Headline

Serangan Israel ke Iran menghantam banyak sasaran, termasuk fasilitas nuklir dan militer.

Fokus

Keputusan FIFA dianggap lebih berpihak pada nilai komersial ketimbang kualitas kompetisi.

Pendidikan Bermutu dan Kesejahteraan Guru

Susan Sovia Supervisor Sekolah Sukma Bangsa Sigi
02/12/2024 05:10
Pendidikan Bermutu dan Kesejahteraan Guru
(Dok. Pribadi)

PENDIDIKAN bermutu adalah fondasi utama dalam menciptakan sumber daya manusia yang cerdas, berkarakter, dan kreatif. Pendidikan berkualitas tidak hanya ditentukan oleh fasilitas atau kurikulum, tetapi juga kesetaraan akses bagi semua warga negara. Sayangnya, berdasarkan data Bappenas (2022), lebih dari 4 juta anak Indonesia masih belum dapat bersekolah, mencerminkan tantangan besar dalam mewujudkan pendidikan bermutu yang inklusif.

Selain itu, pendidikan bermutu harus menghasilkan individu yang memiliki integritas, keterampilan, dan kecerdasan emosional. Hal ini hanya dapat tercapai jika proses pembelajaran difasilitasi oleh guru berkualitas yang tidak hanya menguasai ilmu, tetapi juga mampu membimbing siswa mengembangkan potensi mereka secara optimal.

 

Peran guru dalam pendidikan berkualitas

Guru memegang peranan kunci dalam menciptakan pendidikan yang bermutu. Tidak hanya menyampaikan materi, guru berfungsi sebagai inspirator, motivator, dan pembentuk karakter peserta didik. Seperti yang diungkapkan Tilaar (2004), guru yang bermutu bukan hanya ahli dalam pedagogi, tetapi juga mampu menanamkan nilai moral dan membangun semangat belajar siswa.

Pendidikan bermutu mencakup tiga aspek utama: input, proses, dan output. Input melibatkan kesiapan siswa, kompetensi guru, serta sarana prasarana. Proses mengacu pada pengelolaan kurikulum, metode pembelajaran, dan manajemen kelas. Adapun output adalah hasil belajar yang mencakup prestasi akademik, keterampilan, hingga moralitas siswa (Zainal Panani, 2024). Pendidikan seperti ini diharapkan menghasilkan individu yang dapat mengintegrasikan iman, ilmu, dan amal dalam kehidupan sehari-hari (Hari Sudrajat, 2005).

Namun, hak untuk mendapatkan pendidikan berkualitas yang dijamin Undang-Undang Nomor 20 Tahun 2003 Pasal 5 ayat 1 belum sepenuhnya terwujud. Data menunjukkan adanya kesenjangan besar: pada 2021 sebanyak 3.939.869 anak tidak bersekolah, dan jumlah itu meningkat menjadi 4.087.288 anak pada 2022 (Media Indonesia).

Di samping itu, hampir seperempat dari 46 juta remaja usia 15–19 tahun tidak melanjutkan sekolah, tidak bekerja, atau tidak mengikuti pelatihan (UNICEF Indonesia). Kondisi ini tidak hanya mencerminkan ketimpangan akses, tetapi juga menghilangkan peluang bagi anak-anak untuk mengembangkan potensi dan bakat mereka.

KUMPULAN DATA -

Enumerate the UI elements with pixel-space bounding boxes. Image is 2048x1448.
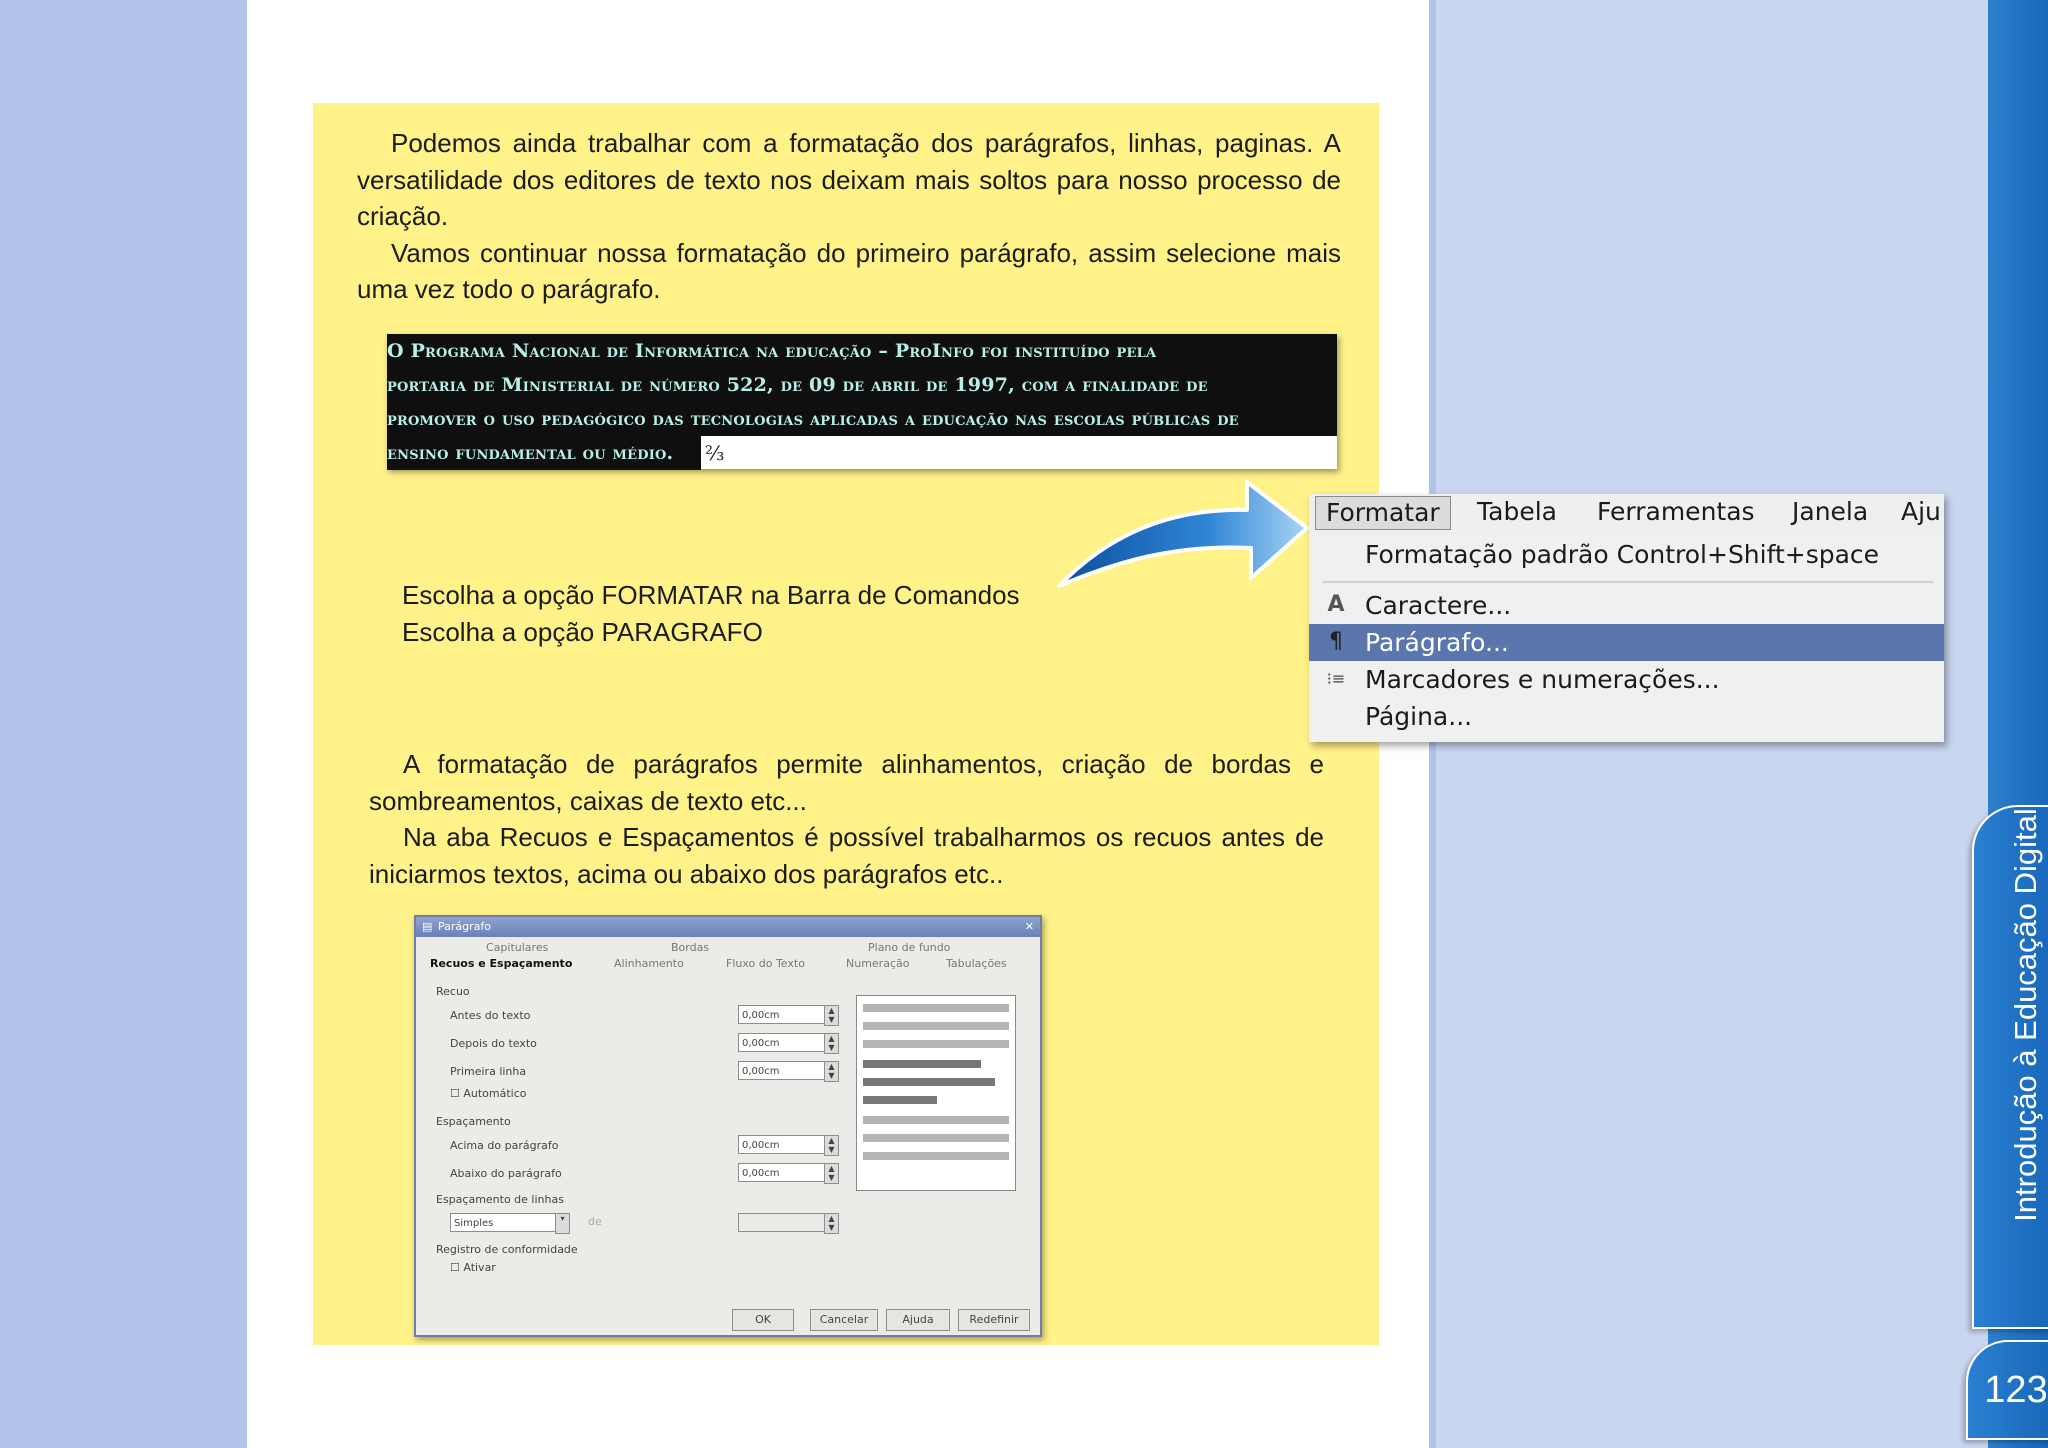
menu-item-formatacao-padrao[interactable] (1309, 536, 1944, 573)
field-label: Abaixo do parágrafo (450, 1167, 562, 1180)
field-label: Depois do texto (450, 1037, 537, 1050)
line-spacing-select[interactable]: Simples ▾ (450, 1213, 570, 1232)
ativar-checkbox[interactable]: ☐ Ativar (450, 1261, 496, 1274)
page-left-rule (240, 0, 247, 1448)
acima-paragrafo-input[interactable]: 0,00cm ▲ ▼ (738, 1135, 826, 1154)
intro-text (357, 125, 1341, 308)
side-tab-label: Introdução à Educação Digital (2008, 808, 2043, 1222)
tab-plano-de-fundo[interactable]: Plano de fundo (868, 941, 951, 954)
tab-tabulacoes[interactable]: Tabulações (946, 957, 1007, 970)
field-label: Acima do parágrafo (450, 1139, 559, 1152)
bullets-icon: ⁝≡ (1326, 669, 1346, 688)
menu-ferramentas[interactable]: Ferramentas (1597, 497, 1755, 526)
menu-janela[interactable]: Janela (1792, 497, 1869, 526)
menu-item-pagina[interactable] (1309, 698, 1944, 735)
paragraph-mark: ⅔ (705, 441, 725, 465)
menu-item-label: Parágrafo... (1365, 628, 1509, 657)
dialog-title: Parágrafo (438, 920, 491, 933)
menu-tabela[interactable]: Tabela (1477, 497, 1557, 526)
tab-capitulares[interactable]: Capitulares (486, 941, 549, 954)
menu-item-label: Formatação padrão Control+Shift+space (1365, 540, 1880, 569)
instruction-text: Escolha a opção FORMATAR na Barra de Comandos (402, 580, 1020, 610)
selected-text-line: O Programa Nacional de Informática na educação – ProInfo foi instituído pela (387, 334, 1337, 368)
menu-item-caractere[interactable] (1309, 587, 1944, 624)
paragraph-icon: ¶ (1329, 629, 1343, 654)
reset-button[interactable]: Redefinir (958, 1309, 1030, 1331)
automatico-checkbox[interactable]: ☐ Automático (450, 1087, 527, 1100)
paragraph: Na aba Recuos e Espaçamentos é possível trabalharmos os recuos antes de iniciarmos textos, acima ou abaixo dos parágrafos etc.. (369, 822, 1324, 889)
tab-numeracao[interactable]: Numeração (846, 957, 910, 970)
instruction-text: Escolha a opção PARAGRAFO (402, 617, 763, 647)
group-recuo: Recuo (436, 985, 470, 998)
primeira-linha-input[interactable]: 0,00cm ▲ ▼ (738, 1061, 826, 1080)
tab-fluxo-texto[interactable]: Fluxo do Texto (726, 957, 805, 970)
field-label: Primeira linha (450, 1065, 527, 1078)
selected-paragraph-screenshot (387, 334, 1337, 469)
menu-ajuda[interactable]: Aju (1901, 497, 1941, 526)
menu-item-label: Página... (1365, 702, 1473, 731)
tab-alinhamento[interactable]: Alinhamento (614, 957, 684, 970)
abaixo-paragrafo-input[interactable]: 0,00cm ▲ ▼ (738, 1163, 826, 1182)
menu-item-paragrafo[interactable] (1309, 624, 1944, 661)
antes-do-texto-input[interactable]: 0,00cm ▲ ▼ (738, 1005, 826, 1024)
group-registro: Registro de conformidade (436, 1243, 578, 1256)
cancel-button[interactable]: Cancelar (810, 1309, 878, 1331)
paragraph-dialog-screenshot (414, 915, 1042, 1337)
character-icon: A (1327, 592, 1345, 617)
paragraph-preview (856, 995, 1016, 1191)
format-menu-screenshot (1309, 494, 1944, 742)
ok-button[interactable]: OK (732, 1309, 794, 1331)
depois-do-texto-input[interactable]: 0,00cm ▲ ▼ (738, 1033, 826, 1052)
dialog-titlebar (416, 917, 1040, 937)
paragraph: Podemos ainda trabalhar com a formatação dos parágrafos, linhas, paginas. A versatilidade dos editores de texto nos deixam mais soltos para nosso processo de criação. (357, 128, 1341, 231)
selected-text-line: ensino fundamental ou médio. (387, 436, 701, 470)
menu-item-label: Marcadores e numerações... (1365, 665, 1720, 694)
tab-bordas[interactable]: Bordas (671, 941, 710, 954)
pointer-arrow-icon (1055, 478, 1315, 598)
left-margin-band (0, 0, 240, 1448)
selected-text-line: promover o uso pedagógico das tecnologias aplicadas a educação nas escolas públicas de (387, 402, 1337, 436)
paragraph: Vamos continuar nossa formatação do primeiro parágrafo, assim selecione mais uma vez todo o parágrafo. (357, 237, 1341, 304)
menu-separator (1323, 581, 1933, 583)
close-icon[interactable]: ✕ (1024, 920, 1034, 933)
menu-item-marcadores[interactable] (1309, 661, 1944, 698)
line-value-input[interactable]: ▲ ▼ (738, 1213, 826, 1232)
menu-item-label: Caractere... (1365, 591, 1512, 620)
page-number: 123 (1966, 1340, 2048, 1440)
formatting-text (369, 746, 1324, 892)
group-espacamento-linhas: Espaçamento de linhas (436, 1193, 564, 1206)
menu-formatar[interactable]: Formatar (1315, 496, 1451, 530)
field-label: Antes do texto (450, 1009, 531, 1022)
selected-text-line: portaria de Ministerial de número 522, de 09 de abril de 1997, com a finalidade de (387, 368, 1337, 402)
line-de-label: de (588, 1215, 602, 1228)
menu-bar (1309, 494, 1944, 532)
tab-recuos-espacamento[interactable]: Recuos e Espaçamento (430, 957, 573, 970)
group-espacamento: Espaçamento (436, 1115, 511, 1128)
dialog-app-icon: ▤ (422, 920, 433, 933)
help-button[interactable]: Ajuda (886, 1309, 950, 1331)
paragraph: A formatação de parágrafos permite alinhamentos, criação de bordas e sombreamentos, caixas de texto etc... (369, 749, 1324, 816)
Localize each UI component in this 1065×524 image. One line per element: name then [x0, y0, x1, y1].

TUGAS A - Dalam artikel tentang pendidikan bermutu dan kesejahteraan guru, apa saja tiga aspek utama yang dicakup pendidikan bermutu?
TUGAS B - Lanjutkan artikel tentang pendidikan bermutu dan kesejahteraan guru, mulai setelah kalimat terakhirnya.

KELUARAN YANG DIHARAPKAN A - Input, proses, dan output.

KELUARAN YANG DIHARAPKAN B -
Tantangan ini semakin berat karena guru sering kali menghadapi beban administrasi yang tinggi, keterbatasan fasilitas, dan kurangnya dukungan profesional. Untuk mengatasinya, pemerintah melalui program seperti Guru Penggerak dan pelatihan berbasis kompetensi berupaya meningkatkan kualitas dan profesionalisme guru.

Dampak dari guru berkualitas dapat terlihat pada kisah seorang siswa dari Sulawesi Tengah. Dengan bimbingan seorang guru di SMA Sukma Bangsa Sigi, siswa tersebut mampu mengatasi ketertinggalan dan mencapai cita-citanya menjadi seorang akuntan. Kisah ini menjadi contoh nyata bahwa guru yang bermutu tidak hanya mampu mentransfer pengetahuan, tetapi juga membentuk masa depan generasi muda.

 

Tantangan dalam kesejahteraan guru

Kesejahteraan para guru, baik finansial, profesional, maupun psikologis, menjadi isu penting yang memengaruhi kinerja mereka. Survei yang dilakukan Institute for Demographic and Poverty Studies (IDEAS, 2024) menunjukkan bahwa 74% guru honorer berpenghasilan di bawah Rp2 juta per bulan. Bahkan, 20,5% berpenghasilan kurang dari Rp500 ribu.

Kondisi ini tentu bertolak belakang dengan UNESCO yang gencar mengampanyekan kesejahteraan guru melalui Recommendation Concerning the Status of Teachers sejak 1966, yang menekankan pentingnya hak-hak guru termasuk gaji yang sesuai, pengembangan profesional, dan perlindungan kerja.

Kesejahteraan profesional dalam bentuk kesempatan bagi guru untuk mengembangkan karier, mengikuti pelatihan, dan bekerja dalam lingkungan yang mendukung belum sepenuhnya merata. Guru yang telah tesertifikasi memang menerima tunjangan profesi, tetapi masih terdapat ketimpangan antarwilayah. Guru di daerah terpencil kerap menghadapi kendala, seperti rendahnya gaji, minimnya akses, dan fasilitas yang tidak memadai. Sebaliknya, guru di perkotaan lebih mudah mendapatkan akses ke berbagai pelatihan. Meski pemerintah telah meluncurkan Program Guru Penggerak dan pelatihan berbasis kompetensi untuk meningkatkan profesionalisme guru, program tersebut belum dirasakan secara merata di seluruh wilayah.

Kesejahteraan psikologis guru juga merupakan aspek penting yang perlu diperhatikan karena berkaitan dengan kesehatan mental. Guru dengan kondisi mental yang baik dapat bekerja secara produktif, fokus, mengelola emosi dengan baik, dan menghadapi stres secara positif.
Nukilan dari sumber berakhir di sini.